**Exercise**:
Give every entry again, word for word.

Start of Supplied data

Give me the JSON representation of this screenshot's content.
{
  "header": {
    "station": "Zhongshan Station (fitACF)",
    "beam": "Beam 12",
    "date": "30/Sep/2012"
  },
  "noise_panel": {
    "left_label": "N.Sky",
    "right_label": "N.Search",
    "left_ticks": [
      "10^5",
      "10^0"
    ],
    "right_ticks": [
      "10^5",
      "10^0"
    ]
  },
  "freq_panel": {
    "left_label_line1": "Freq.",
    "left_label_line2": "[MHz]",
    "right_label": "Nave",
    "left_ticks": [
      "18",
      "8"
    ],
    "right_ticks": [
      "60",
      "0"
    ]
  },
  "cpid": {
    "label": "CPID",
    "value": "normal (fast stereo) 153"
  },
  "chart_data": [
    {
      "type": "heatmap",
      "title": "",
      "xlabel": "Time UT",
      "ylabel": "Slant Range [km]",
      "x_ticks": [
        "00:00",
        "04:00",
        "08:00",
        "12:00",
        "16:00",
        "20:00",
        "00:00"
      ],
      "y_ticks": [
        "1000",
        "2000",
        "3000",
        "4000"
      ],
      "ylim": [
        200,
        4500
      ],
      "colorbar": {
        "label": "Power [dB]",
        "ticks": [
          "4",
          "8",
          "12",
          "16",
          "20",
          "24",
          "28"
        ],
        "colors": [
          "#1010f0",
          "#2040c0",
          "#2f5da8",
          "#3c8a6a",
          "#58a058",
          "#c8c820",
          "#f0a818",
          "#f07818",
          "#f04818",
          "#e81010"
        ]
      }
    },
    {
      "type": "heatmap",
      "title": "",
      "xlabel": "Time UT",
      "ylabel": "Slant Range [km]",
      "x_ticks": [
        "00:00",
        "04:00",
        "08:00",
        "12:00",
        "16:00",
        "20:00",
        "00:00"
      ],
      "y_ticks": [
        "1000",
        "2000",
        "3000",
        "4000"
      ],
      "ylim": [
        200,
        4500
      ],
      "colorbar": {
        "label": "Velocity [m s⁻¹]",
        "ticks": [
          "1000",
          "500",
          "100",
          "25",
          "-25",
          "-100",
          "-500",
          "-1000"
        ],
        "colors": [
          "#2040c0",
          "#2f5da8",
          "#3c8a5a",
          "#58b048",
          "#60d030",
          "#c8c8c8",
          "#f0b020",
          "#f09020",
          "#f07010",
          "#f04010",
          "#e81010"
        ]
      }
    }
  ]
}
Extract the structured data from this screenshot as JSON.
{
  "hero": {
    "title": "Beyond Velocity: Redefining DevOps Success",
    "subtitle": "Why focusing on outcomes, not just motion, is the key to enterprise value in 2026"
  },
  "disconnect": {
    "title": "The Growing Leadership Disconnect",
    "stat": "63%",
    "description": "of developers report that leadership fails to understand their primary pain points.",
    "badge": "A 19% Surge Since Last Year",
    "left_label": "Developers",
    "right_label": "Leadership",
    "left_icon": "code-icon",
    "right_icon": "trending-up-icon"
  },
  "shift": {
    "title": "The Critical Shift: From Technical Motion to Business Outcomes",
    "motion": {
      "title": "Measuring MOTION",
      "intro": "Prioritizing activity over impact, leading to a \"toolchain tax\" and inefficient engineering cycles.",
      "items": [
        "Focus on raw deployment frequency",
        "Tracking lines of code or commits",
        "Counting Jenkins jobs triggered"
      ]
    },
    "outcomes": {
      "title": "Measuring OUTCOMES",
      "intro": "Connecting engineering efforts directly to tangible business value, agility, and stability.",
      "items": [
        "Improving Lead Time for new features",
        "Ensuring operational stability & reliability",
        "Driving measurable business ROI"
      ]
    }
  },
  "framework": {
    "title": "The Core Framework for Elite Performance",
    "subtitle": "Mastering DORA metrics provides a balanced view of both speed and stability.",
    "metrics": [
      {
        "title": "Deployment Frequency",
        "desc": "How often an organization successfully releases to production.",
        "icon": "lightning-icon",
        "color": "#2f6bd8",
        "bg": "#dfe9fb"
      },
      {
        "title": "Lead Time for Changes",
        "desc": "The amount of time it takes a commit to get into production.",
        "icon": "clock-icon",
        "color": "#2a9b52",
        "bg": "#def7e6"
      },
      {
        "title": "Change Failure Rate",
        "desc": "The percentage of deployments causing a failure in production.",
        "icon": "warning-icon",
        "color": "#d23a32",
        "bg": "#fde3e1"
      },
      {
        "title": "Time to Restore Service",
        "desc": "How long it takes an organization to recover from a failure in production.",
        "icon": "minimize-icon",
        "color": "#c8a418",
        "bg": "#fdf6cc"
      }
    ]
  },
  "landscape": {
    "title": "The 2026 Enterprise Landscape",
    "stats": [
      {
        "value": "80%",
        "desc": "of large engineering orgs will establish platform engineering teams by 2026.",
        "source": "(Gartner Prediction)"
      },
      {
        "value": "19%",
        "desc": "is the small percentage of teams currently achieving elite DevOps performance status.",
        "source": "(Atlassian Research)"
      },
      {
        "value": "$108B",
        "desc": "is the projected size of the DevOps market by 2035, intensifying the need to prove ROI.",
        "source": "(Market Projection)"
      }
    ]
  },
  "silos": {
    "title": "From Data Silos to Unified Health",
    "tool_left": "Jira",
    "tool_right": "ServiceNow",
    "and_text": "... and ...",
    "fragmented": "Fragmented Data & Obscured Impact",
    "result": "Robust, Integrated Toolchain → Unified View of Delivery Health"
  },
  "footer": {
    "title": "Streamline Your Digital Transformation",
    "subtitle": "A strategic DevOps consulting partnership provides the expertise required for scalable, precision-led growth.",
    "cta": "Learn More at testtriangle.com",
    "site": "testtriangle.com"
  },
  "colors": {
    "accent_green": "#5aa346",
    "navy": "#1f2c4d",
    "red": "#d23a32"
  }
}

End of Supplied data

**The completed task**:
Give me the JSON representation of this screenshot's content.
{
  "header": {
    "station": "Zhongshan Station (fitACF)",
    "beam": "Beam 12",
    "date": "30/Sep/2012"
  },
  "noise_panel": {
    "left_label": "N.Sky",
    "right_label": "N.Search",
    "left_ticks": [
      "10^5",
      "10^0"
    ],
    "right_ticks": [
      "10^5",
      "10^0"
    ]
  },
  "freq_panel": {
    "left_label_line1": "Freq.",
    "left_label_line2": "[MHz]",
    "right_label": "Nave",
    "left_ticks": [
      "18",
      "8"
    ],
    "right_ticks": [
      "60",
      "0"
    ]
  },
  "cpid": {
    "label": "CPID",
    "value": "normal (fast stereo) 153"
  },
  "chart_data": [
    {
      "type": "heatmap",
      "title": "",
      "xlabel": "Time UT",
      "ylabel": "Slant Range [km]",
      "x_ticks": [
        "00:00",
        "04:00",
        "08:00",
        "12:00",
        "16:00",
        "20:00",
        "00:00"
      ],
      "y_ticks": [
        "1000",
        "2000",
        "3000",
        "4000"
      ],
      "ylim": [
        200,
        4500
      ],
      "colorbar": {
        "label": "Power [dB]",
        "ticks": [
          "4",
          "8",
          "12",
          "16",
          "20",
          "24",
          "28"
        ],
        "colors": [
          "#1010f0",
          "#2040c0",
          "#2f5da8",
          "#3c8a6a",
          "#58a058",
          "#c8c820",
          "#f0a818",
          "#f07818",
          "#f04818",
          "#e81010"
        ]
      }
    },
    {
      "type": "heatmap",
      "title": "",
      "xlabel": "Time UT",
      "ylabel": "Slant Range [km]",
      "x_ticks": [
        "00:00",
        "04:00",
        "08:00",
        "12:00",
        "16:00",
        "20:00",
        "00:00"
      ],
      "y_ticks": [
        "1000",
        "2000",
        "3000",
        "4000"
      ],
      "ylim": [
        200,
        4500
      ],
      "colorbar": {
        "label": "Velocity [m s⁻¹]",
        "ticks": [
          "1000",
          "500",
          "100",
          "25",
          "-25",
          "-100",
          "-500",
          "-1000"
        ],
        "colors": [
          "#2040c0",
          "#2f5da8",
          "#3c8a5a",
          "#58b048",
          "#60d030",
          "#c8c8c8",
          "#f0b020",
          "#f09020",
          "#f07010",
          "#f04010",
          "#e81010"
        ]
      }
    }
  ]
}
Extract the structured data from this screenshot as JSON.
{
  "hero": {
    "title": "Beyond Velocity: Redefining DevOps Success",
    "subtitle": "Why focusing on outcomes, not just motion, is the key to enterprise value in 2026"
  },
  "disconnect": {
    "title": "The Growing Leadership Disconnect",
    "stat": "63%",
    "description": "of developers report that leadership fails to understand their primary pain points.",
    "badge": "A 19% Surge Since Last Year",
    "left_label": "Developers",
    "right_label": "Leadership",
    "left_icon": "code-icon",
    "right_icon": "trending-up-icon"
  },
  "shift": {
    "title": "The Critical Shift: From Technical Motion to Business Outcomes",
    "motion": {
      "title": "Measuring MOTION",
      "intro": "Prioritizing activity over impact, leading to a \"toolchain tax\" and inefficient engineering cycles.",
      "items": [
        "Focus on raw deployment frequency",
        "Tracking lines of code or commits",
        "Counting Jenkins jobs triggered"
      ]
    },
    "outcomes": {
      "title": "Measuring OUTCOMES",
      "intro": "Connecting engineering efforts directly to tangible business value, agility, and stability.",
      "items": [
        "Improving Lead Time for new features",
        "Ensuring operational stability & reliability",
        "Driving measurable business ROI"
      ]
    }
  },
  "framework": {
    "title": "The Core Framework for Elite Performance",
    "subtitle": "Mastering DORA metrics provides a balanced view of both speed and stability.",
    "metrics": [
      {
        "title": "Deployment Frequency",
        "desc": "How often an organization successfully releases to production.",
        "icon": "lightning-icon",
        "color": "#2f6bd8",
        "bg": "#dfe9fb"
      },
      {
        "title": "Lead Time for Changes",
        "desc": "The amount of time it takes a commit to get into production.",
        "icon": "clock-icon",
        "color": "#2a9b52",
        "bg": "#def7e6"
      },
      {
        "title": "Change Failure Rate",
        "desc": "The percentage of deployments causing a failure in production.",
        "icon": "warning-icon",
        "color": "#d23a32",
        "bg": "#fde3e1"
      },
      {
        "title": "Time to Restore Service",
        "desc": "How long it takes an organization to recover from a failure in production.",
        "icon": "minimize-icon",
        "color": "#c8a418",
        "bg": "#fdf6cc"
      }
    ]
  },
  "landscape": {
    "title": "The 2026 Enterprise Landscape",
    "stats": [
      {
        "value": "80%",
        "desc": "of large engineering orgs will establish platform engineering teams by 2026.",
        "source": "(Gartner Prediction)"
      },
      {
        "value": "19%",
        "desc": "is the small percentage of teams currently achieving elite DevOps performance status.",
        "source": "(Atlassian Research)"
      },
      {
        "value": "$108B",
        "desc": "is the projected size of the DevOps market by 2035, intensifying the need to prove ROI.",
        "source": "(Market Projection)"
      }
    ]
  },
  "silos": {
    "title": "From Data Silos to Unified Health",
    "tool_left": "Jira",
    "tool_right": "ServiceNow",
    "and_text": "... and ...",
    "fragmented": "Fragmented Data & Obscured Impact",
    "result": "Robust, Integrated Toolchain → Unified View of Delivery Health"
  },
  "footer": {
    "title": "Streamline Your Digital Transformation",
    "subtitle": "A strategic DevOps consulting partnership provides the expertise required for scalable, precision-led growth.",
    "cta": "Learn More at testtriangle.com",
    "site": "testtriangle.com"
  },
  "colors": {
    "accent_green": "#5aa346",
    "navy": "#1f2c4d",
    "red": "#d23a32"
  }
}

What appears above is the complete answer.